EXERCISE PROMPT:
Print every entry, word for word, and skip the images.

____________

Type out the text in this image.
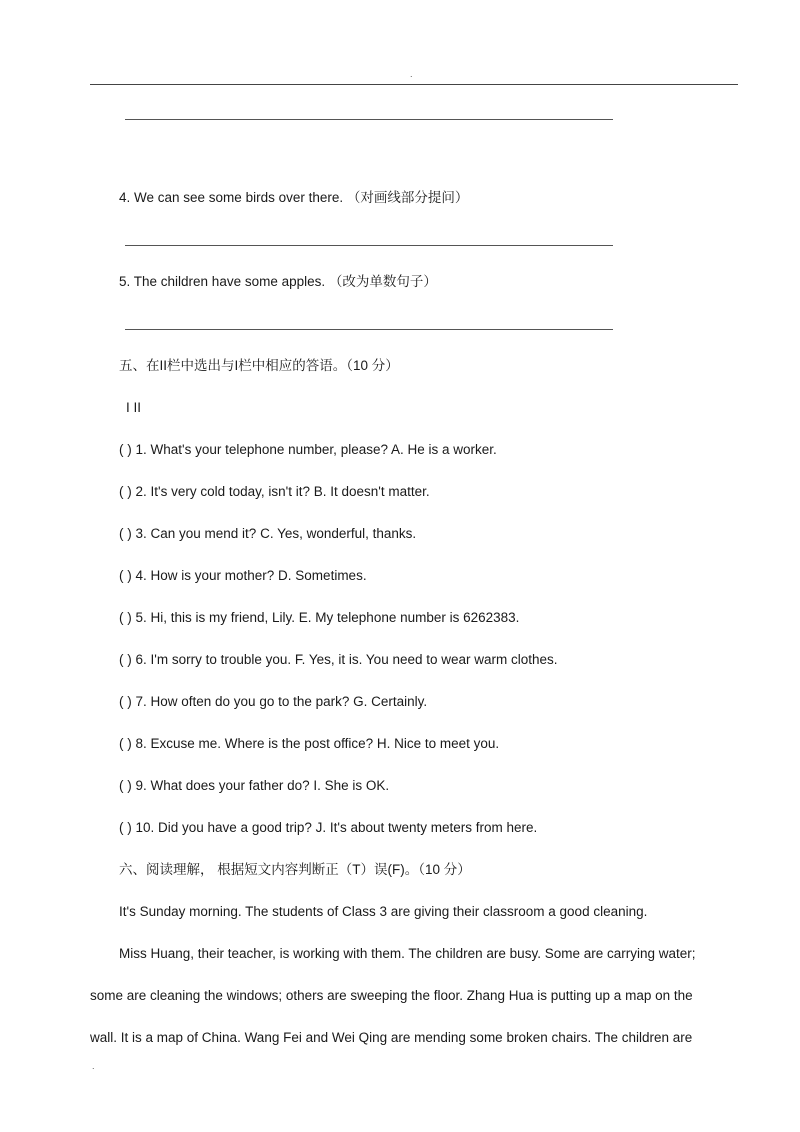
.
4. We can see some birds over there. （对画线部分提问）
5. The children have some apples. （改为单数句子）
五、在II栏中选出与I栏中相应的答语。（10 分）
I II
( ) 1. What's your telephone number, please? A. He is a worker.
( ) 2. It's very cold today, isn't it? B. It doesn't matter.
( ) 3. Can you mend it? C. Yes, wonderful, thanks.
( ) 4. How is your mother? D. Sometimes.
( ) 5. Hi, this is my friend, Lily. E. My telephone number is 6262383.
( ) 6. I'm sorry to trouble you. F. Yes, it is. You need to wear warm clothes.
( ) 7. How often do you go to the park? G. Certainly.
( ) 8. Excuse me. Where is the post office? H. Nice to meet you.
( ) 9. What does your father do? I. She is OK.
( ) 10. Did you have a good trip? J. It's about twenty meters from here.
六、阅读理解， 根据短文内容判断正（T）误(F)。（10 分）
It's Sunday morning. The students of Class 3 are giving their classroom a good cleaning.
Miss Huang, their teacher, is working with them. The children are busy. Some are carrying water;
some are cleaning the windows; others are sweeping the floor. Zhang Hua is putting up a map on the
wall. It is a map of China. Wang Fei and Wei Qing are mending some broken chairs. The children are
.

____________

RESULT OF THE EXERCISE:
Type out the text in this image.
.
4. We can see some birds over there. （对画线部分提问）
5. The children have some apples. （改为单数句子）
五、在II栏中选出与I栏中相应的答语。（10 分）
I II
( ) 1. What's your telephone number, please? A. He is a worker.
( ) 2. It's very cold today, isn't it? B. It doesn't matter.
( ) 3. Can you mend it? C. Yes, wonderful, thanks.
( ) 4. How is your mother? D. Sometimes.
( ) 5. Hi, this is my friend, Lily. E. My telephone number is 6262383.
( ) 6. I'm sorry to trouble you. F. Yes, it is. You need to wear warm clothes.
( ) 7. How often do you go to the park? G. Certainly.
( ) 8. Excuse me. Where is the post office? H. Nice to meet you.
( ) 9. What does your father do? I. She is OK.
( ) 10. Did you have a good trip? J. It's about twenty meters from here.
六、阅读理解， 根据短文内容判断正（T）误(F)。（10 分）
It's Sunday morning. The students of Class 3 are giving their classroom a good cleaning.
Miss Huang, their teacher, is working with them. The children are busy. Some are carrying water;
some are cleaning the windows; others are sweeping the floor. Zhang Hua is putting up a map on the
wall. It is a map of China. Wang Fei and Wei Qing are mending some broken chairs. The children are
.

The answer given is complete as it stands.